• _OBJECTIVE_:
All records are to be retyped faithfully and completely.

• _DATA SHOWN_:
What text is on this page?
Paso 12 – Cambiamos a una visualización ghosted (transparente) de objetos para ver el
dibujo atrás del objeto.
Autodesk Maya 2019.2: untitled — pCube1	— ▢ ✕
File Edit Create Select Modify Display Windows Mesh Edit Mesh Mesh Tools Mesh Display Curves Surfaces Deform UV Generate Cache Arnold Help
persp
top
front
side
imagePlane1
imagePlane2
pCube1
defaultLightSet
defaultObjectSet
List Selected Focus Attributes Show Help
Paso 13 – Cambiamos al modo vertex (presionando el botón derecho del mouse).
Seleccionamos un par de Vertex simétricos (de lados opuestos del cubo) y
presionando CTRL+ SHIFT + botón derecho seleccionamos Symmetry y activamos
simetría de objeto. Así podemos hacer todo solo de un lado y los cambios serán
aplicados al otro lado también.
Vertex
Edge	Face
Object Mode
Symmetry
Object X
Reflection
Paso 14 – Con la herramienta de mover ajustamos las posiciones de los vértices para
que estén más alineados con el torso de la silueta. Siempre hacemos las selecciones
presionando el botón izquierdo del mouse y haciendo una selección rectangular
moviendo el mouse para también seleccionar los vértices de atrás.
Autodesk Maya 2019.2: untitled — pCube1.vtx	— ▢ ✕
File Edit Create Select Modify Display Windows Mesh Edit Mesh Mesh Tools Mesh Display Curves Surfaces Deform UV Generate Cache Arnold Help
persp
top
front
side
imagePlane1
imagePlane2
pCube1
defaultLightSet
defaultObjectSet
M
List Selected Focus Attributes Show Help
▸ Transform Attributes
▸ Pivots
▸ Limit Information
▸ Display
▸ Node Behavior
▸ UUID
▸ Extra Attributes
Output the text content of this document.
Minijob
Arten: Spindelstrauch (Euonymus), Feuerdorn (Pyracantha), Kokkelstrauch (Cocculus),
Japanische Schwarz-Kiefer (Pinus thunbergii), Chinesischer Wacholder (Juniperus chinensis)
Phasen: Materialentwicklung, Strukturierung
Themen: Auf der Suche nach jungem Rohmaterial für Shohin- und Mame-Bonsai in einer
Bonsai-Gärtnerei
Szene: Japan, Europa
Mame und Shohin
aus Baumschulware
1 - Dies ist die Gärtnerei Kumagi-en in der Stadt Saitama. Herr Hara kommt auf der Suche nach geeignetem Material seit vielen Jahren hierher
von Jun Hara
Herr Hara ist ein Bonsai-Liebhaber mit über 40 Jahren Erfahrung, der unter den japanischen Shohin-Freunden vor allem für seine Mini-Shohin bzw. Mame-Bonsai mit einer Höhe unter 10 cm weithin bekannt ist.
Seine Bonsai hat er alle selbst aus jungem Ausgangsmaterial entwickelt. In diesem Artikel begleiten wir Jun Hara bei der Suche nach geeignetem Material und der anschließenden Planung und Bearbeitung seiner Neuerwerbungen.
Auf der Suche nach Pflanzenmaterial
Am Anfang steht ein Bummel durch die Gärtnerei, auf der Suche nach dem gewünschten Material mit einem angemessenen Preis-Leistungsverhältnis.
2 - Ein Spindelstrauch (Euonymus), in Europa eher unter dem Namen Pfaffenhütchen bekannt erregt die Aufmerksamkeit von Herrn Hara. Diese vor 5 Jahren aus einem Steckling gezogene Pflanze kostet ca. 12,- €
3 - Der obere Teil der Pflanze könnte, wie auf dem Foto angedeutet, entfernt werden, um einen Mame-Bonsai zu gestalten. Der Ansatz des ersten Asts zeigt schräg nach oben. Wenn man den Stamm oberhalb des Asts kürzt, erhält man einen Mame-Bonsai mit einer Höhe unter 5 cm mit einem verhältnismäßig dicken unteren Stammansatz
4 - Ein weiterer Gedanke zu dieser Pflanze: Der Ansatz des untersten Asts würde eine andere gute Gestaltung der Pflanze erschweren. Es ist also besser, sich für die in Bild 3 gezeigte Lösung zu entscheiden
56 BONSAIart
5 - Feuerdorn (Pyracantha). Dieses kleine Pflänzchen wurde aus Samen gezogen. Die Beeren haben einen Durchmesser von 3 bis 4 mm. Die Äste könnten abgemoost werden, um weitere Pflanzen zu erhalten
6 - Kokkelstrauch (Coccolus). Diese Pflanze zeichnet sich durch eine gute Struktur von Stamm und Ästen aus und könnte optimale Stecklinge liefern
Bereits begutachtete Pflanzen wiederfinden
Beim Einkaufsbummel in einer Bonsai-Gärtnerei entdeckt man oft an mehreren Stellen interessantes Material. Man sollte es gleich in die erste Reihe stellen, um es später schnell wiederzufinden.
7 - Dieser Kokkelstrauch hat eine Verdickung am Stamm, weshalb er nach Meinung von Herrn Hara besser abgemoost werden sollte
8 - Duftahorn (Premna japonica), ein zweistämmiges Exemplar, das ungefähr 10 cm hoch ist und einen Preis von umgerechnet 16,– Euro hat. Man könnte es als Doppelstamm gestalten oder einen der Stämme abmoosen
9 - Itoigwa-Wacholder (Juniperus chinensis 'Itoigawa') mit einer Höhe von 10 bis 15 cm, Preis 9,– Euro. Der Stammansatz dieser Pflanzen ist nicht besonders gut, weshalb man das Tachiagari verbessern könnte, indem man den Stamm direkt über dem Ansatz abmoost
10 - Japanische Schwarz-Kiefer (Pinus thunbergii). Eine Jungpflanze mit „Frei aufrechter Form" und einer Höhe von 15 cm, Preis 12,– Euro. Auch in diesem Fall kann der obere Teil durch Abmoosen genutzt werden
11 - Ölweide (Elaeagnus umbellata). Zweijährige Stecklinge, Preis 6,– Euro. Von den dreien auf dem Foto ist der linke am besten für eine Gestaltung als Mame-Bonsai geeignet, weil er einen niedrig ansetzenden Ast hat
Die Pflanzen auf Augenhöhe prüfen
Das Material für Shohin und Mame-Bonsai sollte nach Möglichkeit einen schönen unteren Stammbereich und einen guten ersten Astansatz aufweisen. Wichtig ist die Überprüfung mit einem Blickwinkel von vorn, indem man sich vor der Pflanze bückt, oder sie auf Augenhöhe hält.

• _COMPLETE OUTPUT_:
What text is on this page?
Paso 12 – Cambiamos a una visualización ghosted (transparente) de objetos para ver el
dibujo atrás del objeto.
Autodesk Maya 2019.2: untitled — pCube1	— ▢ ✕
File Edit Create Select Modify Display Windows Mesh Edit Mesh Mesh Tools Mesh Display Curves Surfaces Deform UV Generate Cache Arnold Help
persp
top
front
side
imagePlane1
imagePlane2
pCube1
defaultLightSet
defaultObjectSet
List Selected Focus Attributes Show Help
Paso 13 – Cambiamos al modo vertex (presionando el botón derecho del mouse).
Seleccionamos un par de Vertex simétricos (de lados opuestos del cubo) y
presionando CTRL+ SHIFT + botón derecho seleccionamos Symmetry y activamos
simetría de objeto. Así podemos hacer todo solo de un lado y los cambios serán
aplicados al otro lado también.
Vertex
Edge	Face
Object Mode
Symmetry
Object X
Reflection
Paso 14 – Con la herramienta de mover ajustamos las posiciones de los vértices para
que estén más alineados con el torso de la silueta. Siempre hacemos las selecciones
presionando el botón izquierdo del mouse y haciendo una selección rectangular
moviendo el mouse para también seleccionar los vértices de atrás.
Autodesk Maya 2019.2: untitled — pCube1.vtx	— ▢ ✕
File Edit Create Select Modify Display Windows Mesh Edit Mesh Mesh Tools Mesh Display Curves Surfaces Deform UV Generate Cache Arnold Help
persp
top
front
side
imagePlane1
imagePlane2
pCube1
defaultLightSet
defaultObjectSet
M
List Selected Focus Attributes Show Help
▸ Transform Attributes
▸ Pivots
▸ Limit Information
▸ Display
▸ Node Behavior
▸ UUID
▸ Extra Attributes
Output the text content of this document.
Minijob
Arten: Spindelstrauch (Euonymus), Feuerdorn (Pyracantha), Kokkelstrauch (Cocculus),
Japanische Schwarz-Kiefer (Pinus thunbergii), Chinesischer Wacholder (Juniperus chinensis)
Phasen: Materialentwicklung, Strukturierung
Themen: Auf der Suche nach jungem Rohmaterial für Shohin- und Mame-Bonsai in einer
Bonsai-Gärtnerei
Szene: Japan, Europa
Mame und Shohin
aus Baumschulware
1 - Dies ist die Gärtnerei Kumagi-en in der Stadt Saitama. Herr Hara kommt auf der Suche nach geeignetem Material seit vielen Jahren hierher
von Jun Hara
Herr Hara ist ein Bonsai-Liebhaber mit über 40 Jahren Erfahrung, der unter den japanischen Shohin-Freunden vor allem für seine Mini-Shohin bzw. Mame-Bonsai mit einer Höhe unter 10 cm weithin bekannt ist.
Seine Bonsai hat er alle selbst aus jungem Ausgangsmaterial entwickelt. In diesem Artikel begleiten wir Jun Hara bei der Suche nach geeignetem Material und der anschließenden Planung und Bearbeitung seiner Neuerwerbungen.
Auf der Suche nach Pflanzenmaterial
Am Anfang steht ein Bummel durch die Gärtnerei, auf der Suche nach dem gewünschten Material mit einem angemessenen Preis-Leistungsverhältnis.
2 - Ein Spindelstrauch (Euonymus), in Europa eher unter dem Namen Pfaffenhütchen bekannt erregt die Aufmerksamkeit von Herrn Hara. Diese vor 5 Jahren aus einem Steckling gezogene Pflanze kostet ca. 12,- €
3 - Der obere Teil der Pflanze könnte, wie auf dem Foto angedeutet, entfernt werden, um einen Mame-Bonsai zu gestalten. Der Ansatz des ersten Asts zeigt schräg nach oben. Wenn man den Stamm oberhalb des Asts kürzt, erhält man einen Mame-Bonsai mit einer Höhe unter 5 cm mit einem verhältnismäßig dicken unteren Stammansatz
4 - Ein weiterer Gedanke zu dieser Pflanze: Der Ansatz des untersten Asts würde eine andere gute Gestaltung der Pflanze erschweren. Es ist also besser, sich für die in Bild 3 gezeigte Lösung zu entscheiden
56 BONSAIart
5 - Feuerdorn (Pyracantha). Dieses kleine Pflänzchen wurde aus Samen gezogen. Die Beeren haben einen Durchmesser von 3 bis 4 mm. Die Äste könnten abgemoost werden, um weitere Pflanzen zu erhalten
6 - Kokkelstrauch (Coccolus). Diese Pflanze zeichnet sich durch eine gute Struktur von Stamm und Ästen aus und könnte optimale Stecklinge liefern
Bereits begutachtete Pflanzen wiederfinden
Beim Einkaufsbummel in einer Bonsai-Gärtnerei entdeckt man oft an mehreren Stellen interessantes Material. Man sollte es gleich in die erste Reihe stellen, um es später schnell wiederzufinden.
7 - Dieser Kokkelstrauch hat eine Verdickung am Stamm, weshalb er nach Meinung von Herrn Hara besser abgemoost werden sollte
8 - Duftahorn (Premna japonica), ein zweistämmiges Exemplar, das ungefähr 10 cm hoch ist und einen Preis von umgerechnet 16,– Euro hat. Man könnte es als Doppelstamm gestalten oder einen der Stämme abmoosen
9 - Itoigwa-Wacholder (Juniperus chinensis 'Itoigawa') mit einer Höhe von 10 bis 15 cm, Preis 9,– Euro. Der Stammansatz dieser Pflanzen ist nicht besonders gut, weshalb man das Tachiagari verbessern könnte, indem man den Stamm direkt über dem Ansatz abmoost
10 - Japanische Schwarz-Kiefer (Pinus thunbergii). Eine Jungpflanze mit „Frei aufrechter Form" und einer Höhe von 15 cm, Preis 12,– Euro. Auch in diesem Fall kann der obere Teil durch Abmoosen genutzt werden
11 - Ölweide (Elaeagnus umbellata). Zweijährige Stecklinge, Preis 6,– Euro. Von den dreien auf dem Foto ist der linke am besten für eine Gestaltung als Mame-Bonsai geeignet, weil er einen niedrig ansetzenden Ast hat
Die Pflanzen auf Augenhöhe prüfen
Das Material für Shohin und Mame-Bonsai sollte nach Möglichkeit einen schönen unteren Stammbereich und einen guten ersten Astansatz aufweisen. Wichtig ist die Überprüfung mit einem Blickwinkel von vorn, indem man sich vor der Pflanze bückt, oder sie auf Augenhöhe hält.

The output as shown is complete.